■ **AIM**
From the listing below, return each line that includes "được".
▬▬▬▬▬▬
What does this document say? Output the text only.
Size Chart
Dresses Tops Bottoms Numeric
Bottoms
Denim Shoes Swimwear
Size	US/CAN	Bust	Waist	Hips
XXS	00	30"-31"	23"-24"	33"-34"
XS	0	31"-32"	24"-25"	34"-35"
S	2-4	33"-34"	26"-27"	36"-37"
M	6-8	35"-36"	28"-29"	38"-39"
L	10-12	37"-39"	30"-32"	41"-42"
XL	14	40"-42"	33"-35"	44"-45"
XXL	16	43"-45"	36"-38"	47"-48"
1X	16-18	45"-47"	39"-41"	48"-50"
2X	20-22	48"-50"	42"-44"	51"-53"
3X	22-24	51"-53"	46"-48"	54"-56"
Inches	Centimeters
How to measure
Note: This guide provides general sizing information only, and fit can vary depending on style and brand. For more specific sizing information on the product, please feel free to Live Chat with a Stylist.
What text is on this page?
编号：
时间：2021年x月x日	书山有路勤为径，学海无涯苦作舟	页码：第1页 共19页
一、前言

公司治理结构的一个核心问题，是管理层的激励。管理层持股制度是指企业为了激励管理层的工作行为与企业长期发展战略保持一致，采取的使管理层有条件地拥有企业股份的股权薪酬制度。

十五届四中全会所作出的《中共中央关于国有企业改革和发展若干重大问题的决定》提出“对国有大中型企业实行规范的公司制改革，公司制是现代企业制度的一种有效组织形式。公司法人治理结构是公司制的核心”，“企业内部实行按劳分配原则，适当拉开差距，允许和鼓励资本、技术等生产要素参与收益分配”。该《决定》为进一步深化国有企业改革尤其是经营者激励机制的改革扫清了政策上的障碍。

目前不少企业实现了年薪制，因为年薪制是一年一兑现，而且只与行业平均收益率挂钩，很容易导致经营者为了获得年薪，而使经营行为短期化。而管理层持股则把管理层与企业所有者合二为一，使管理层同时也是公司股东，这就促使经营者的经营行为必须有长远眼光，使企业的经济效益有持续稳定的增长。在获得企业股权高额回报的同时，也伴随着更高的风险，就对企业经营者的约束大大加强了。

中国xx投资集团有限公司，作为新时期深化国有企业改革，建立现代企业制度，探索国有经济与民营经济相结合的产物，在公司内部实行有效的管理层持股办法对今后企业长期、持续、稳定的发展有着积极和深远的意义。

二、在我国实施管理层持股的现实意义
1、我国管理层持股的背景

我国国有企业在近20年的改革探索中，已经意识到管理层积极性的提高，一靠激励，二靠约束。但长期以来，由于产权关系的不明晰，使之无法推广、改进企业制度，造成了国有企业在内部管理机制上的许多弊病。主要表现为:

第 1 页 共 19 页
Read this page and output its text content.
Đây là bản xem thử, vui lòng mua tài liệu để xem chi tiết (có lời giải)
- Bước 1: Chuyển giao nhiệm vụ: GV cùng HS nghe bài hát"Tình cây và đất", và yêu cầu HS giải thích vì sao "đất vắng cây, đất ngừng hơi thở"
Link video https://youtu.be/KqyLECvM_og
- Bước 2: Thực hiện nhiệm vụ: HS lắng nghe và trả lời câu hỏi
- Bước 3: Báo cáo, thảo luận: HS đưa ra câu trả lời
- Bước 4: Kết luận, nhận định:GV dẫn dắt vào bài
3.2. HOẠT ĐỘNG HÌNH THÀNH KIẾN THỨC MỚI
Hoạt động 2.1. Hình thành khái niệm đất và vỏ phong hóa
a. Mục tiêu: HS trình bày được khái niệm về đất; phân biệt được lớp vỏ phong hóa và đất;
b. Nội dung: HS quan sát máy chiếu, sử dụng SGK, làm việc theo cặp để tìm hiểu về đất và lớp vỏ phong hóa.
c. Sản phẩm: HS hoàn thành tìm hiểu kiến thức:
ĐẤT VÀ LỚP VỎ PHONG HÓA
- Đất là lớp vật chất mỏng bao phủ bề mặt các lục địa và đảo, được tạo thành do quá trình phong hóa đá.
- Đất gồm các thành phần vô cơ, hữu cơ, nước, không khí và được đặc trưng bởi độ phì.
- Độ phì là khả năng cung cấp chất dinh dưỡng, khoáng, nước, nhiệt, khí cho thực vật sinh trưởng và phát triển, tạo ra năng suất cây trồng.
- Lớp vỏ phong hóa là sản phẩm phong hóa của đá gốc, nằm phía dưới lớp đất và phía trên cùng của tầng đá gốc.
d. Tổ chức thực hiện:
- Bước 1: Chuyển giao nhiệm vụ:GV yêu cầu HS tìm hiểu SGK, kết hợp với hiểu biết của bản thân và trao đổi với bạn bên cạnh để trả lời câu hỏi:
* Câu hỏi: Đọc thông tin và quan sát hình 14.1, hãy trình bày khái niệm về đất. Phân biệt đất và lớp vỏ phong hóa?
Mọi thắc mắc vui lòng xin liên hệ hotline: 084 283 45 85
▬▬▬▬▬▬
■ **CORRECT OUTPUT**
a. Mục tiêu: HS trình bày được khái niệm về đất; phân biệt được lớp vỏ phong hóa và đất;
- Đất là lớp vật chất mỏng bao phủ bề mặt các lục địa và đảo, được tạo thành do quá trình phong hóa đá.
- Đất gồm các thành phần vô cơ, hữu cơ, nước, không khí và được đặc trưng bởi độ phì.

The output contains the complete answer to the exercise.